Objective –
Check each line of the listing below for the string "risk", and copy the ones that have it.

Material for this task –

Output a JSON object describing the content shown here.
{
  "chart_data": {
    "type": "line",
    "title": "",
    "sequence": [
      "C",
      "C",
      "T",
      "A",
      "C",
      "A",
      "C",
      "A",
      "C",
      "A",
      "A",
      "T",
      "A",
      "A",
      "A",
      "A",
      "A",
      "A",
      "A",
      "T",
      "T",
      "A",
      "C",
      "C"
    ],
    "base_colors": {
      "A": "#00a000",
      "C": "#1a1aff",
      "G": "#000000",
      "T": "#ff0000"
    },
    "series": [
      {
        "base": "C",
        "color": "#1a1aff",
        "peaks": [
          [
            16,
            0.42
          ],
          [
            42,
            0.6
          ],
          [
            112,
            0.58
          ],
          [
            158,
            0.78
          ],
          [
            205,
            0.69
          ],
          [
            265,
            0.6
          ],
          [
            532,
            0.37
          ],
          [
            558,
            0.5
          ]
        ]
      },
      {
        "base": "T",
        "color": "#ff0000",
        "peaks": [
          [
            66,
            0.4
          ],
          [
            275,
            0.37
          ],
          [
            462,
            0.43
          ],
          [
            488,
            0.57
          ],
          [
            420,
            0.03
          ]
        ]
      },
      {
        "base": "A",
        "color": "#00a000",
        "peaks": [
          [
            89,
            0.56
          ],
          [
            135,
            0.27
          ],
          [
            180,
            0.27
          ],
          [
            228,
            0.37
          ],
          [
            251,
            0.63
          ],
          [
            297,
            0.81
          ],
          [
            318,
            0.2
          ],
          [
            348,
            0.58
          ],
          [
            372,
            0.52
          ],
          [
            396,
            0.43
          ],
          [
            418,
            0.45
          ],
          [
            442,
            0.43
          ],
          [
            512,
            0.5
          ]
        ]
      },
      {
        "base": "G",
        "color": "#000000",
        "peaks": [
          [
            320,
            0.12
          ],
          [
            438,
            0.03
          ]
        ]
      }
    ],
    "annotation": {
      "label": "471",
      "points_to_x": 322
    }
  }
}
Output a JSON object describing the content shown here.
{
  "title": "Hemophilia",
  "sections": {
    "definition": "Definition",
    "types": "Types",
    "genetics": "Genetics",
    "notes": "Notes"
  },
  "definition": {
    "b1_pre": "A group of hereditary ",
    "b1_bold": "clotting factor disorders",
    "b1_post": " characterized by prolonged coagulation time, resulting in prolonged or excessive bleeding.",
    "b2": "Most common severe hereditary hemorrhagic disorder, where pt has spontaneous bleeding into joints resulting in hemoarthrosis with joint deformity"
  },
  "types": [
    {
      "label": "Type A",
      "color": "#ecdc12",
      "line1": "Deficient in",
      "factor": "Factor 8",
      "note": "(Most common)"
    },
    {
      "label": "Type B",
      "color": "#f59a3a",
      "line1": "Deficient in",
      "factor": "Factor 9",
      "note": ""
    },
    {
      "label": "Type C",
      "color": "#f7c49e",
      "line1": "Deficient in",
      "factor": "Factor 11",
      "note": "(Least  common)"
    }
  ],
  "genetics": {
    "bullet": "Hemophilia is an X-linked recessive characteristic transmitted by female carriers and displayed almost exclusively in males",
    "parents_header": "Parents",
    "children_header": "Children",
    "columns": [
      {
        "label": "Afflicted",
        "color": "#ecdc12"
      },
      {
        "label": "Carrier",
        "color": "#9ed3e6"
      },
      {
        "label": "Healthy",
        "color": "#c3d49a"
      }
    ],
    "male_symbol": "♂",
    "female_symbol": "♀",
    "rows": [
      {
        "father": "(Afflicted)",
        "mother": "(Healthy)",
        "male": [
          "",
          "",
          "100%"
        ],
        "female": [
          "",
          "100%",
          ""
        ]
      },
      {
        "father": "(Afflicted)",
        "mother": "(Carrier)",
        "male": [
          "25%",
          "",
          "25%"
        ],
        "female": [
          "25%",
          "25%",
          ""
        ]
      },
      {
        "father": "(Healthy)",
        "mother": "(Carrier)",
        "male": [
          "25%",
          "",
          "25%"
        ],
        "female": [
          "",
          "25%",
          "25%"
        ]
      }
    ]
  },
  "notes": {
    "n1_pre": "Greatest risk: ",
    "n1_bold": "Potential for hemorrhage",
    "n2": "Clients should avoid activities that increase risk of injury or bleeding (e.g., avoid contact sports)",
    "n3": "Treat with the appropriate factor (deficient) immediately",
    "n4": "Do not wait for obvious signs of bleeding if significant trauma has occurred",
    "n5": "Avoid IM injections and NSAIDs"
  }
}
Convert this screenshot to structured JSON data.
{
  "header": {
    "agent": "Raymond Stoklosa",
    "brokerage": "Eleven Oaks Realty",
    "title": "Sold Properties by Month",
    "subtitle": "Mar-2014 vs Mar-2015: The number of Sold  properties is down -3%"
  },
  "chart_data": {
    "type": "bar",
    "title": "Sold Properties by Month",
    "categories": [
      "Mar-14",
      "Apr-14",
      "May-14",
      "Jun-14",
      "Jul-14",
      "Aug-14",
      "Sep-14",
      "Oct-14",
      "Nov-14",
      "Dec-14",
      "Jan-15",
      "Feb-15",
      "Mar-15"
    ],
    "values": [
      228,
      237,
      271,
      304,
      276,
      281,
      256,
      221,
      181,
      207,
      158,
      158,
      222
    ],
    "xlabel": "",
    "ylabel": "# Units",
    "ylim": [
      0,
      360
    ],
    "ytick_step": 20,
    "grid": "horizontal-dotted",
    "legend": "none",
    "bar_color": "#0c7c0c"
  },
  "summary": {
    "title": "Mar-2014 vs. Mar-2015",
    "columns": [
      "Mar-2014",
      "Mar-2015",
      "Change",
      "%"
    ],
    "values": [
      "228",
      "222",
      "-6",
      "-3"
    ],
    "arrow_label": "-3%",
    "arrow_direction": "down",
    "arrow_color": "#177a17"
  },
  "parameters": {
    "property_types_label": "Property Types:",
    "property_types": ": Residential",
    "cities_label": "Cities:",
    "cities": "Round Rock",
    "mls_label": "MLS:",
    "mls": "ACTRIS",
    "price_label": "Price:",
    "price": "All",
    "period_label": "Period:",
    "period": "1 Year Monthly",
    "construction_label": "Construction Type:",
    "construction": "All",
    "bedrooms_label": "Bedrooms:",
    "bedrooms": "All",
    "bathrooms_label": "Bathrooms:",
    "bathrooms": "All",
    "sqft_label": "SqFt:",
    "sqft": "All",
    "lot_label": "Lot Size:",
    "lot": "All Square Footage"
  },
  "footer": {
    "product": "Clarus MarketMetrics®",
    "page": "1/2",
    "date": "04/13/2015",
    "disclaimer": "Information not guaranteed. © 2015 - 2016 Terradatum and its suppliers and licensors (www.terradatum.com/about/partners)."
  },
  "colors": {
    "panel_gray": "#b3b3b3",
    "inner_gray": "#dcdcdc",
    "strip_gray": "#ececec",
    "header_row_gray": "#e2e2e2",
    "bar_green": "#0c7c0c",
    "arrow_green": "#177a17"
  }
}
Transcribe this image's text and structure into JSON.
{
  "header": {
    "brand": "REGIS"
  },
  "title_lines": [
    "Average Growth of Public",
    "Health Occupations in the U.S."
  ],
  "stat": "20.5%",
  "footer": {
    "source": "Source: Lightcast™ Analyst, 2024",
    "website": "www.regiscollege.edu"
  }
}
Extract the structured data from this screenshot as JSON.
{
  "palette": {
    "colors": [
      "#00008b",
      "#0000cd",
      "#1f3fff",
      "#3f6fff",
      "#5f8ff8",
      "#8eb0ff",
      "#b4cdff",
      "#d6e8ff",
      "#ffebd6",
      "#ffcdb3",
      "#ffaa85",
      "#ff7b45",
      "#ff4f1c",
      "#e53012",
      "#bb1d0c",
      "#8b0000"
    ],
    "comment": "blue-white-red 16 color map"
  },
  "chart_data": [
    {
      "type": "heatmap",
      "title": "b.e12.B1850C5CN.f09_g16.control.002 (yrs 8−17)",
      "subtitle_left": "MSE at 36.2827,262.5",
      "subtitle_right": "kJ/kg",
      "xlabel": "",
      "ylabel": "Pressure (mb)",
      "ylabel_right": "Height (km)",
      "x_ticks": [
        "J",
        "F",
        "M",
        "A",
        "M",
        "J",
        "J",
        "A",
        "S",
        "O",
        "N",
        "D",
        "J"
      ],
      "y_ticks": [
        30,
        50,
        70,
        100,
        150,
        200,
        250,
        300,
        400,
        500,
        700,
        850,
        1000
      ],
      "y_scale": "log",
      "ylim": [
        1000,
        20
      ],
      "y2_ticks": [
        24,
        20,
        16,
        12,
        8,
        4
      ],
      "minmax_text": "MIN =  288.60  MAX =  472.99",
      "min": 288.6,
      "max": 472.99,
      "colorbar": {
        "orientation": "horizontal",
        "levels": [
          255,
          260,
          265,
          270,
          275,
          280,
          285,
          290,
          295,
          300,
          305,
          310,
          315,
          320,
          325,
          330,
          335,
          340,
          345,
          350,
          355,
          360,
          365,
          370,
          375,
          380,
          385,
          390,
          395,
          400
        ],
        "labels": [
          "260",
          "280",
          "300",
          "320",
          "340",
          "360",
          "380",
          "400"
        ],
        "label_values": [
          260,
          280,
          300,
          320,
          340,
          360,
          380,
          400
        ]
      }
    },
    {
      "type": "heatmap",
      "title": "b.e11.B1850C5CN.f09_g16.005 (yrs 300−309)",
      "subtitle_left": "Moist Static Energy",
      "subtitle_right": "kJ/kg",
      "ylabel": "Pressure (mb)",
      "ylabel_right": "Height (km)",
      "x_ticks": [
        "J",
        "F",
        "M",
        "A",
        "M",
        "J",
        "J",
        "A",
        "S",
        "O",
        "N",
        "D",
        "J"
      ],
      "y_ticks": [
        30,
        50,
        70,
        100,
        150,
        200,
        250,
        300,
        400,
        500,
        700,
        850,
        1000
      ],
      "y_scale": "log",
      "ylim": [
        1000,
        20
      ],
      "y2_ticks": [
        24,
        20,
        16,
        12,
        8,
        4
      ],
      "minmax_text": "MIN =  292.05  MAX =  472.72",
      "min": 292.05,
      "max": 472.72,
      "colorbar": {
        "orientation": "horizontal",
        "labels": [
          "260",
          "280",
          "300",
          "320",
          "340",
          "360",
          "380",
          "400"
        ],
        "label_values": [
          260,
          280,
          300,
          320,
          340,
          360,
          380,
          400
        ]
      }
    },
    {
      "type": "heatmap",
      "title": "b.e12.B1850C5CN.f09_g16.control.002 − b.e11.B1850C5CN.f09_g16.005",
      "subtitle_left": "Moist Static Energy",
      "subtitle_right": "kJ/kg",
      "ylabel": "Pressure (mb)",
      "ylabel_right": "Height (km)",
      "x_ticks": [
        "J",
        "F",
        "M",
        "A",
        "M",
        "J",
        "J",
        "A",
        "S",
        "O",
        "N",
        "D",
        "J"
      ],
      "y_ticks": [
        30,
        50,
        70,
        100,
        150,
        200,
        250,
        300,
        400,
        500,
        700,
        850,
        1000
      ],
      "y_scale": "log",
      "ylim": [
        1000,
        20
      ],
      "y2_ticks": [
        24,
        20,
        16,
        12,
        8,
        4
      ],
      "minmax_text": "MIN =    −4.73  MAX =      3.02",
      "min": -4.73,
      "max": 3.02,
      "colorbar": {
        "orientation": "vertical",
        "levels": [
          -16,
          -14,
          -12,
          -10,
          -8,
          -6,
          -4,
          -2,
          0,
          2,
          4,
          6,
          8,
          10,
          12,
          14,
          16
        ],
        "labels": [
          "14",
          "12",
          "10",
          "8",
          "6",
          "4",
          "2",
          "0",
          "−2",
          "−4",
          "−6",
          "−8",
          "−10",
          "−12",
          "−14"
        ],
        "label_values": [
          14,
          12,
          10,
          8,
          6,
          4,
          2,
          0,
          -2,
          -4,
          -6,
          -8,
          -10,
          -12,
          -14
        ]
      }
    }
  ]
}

Answer –
    "n1_pre": "Greatest risk: ",
    "n2": "Clients should avoid activities that increase risk of injury or bleeding (e.g., avoid contact sports)",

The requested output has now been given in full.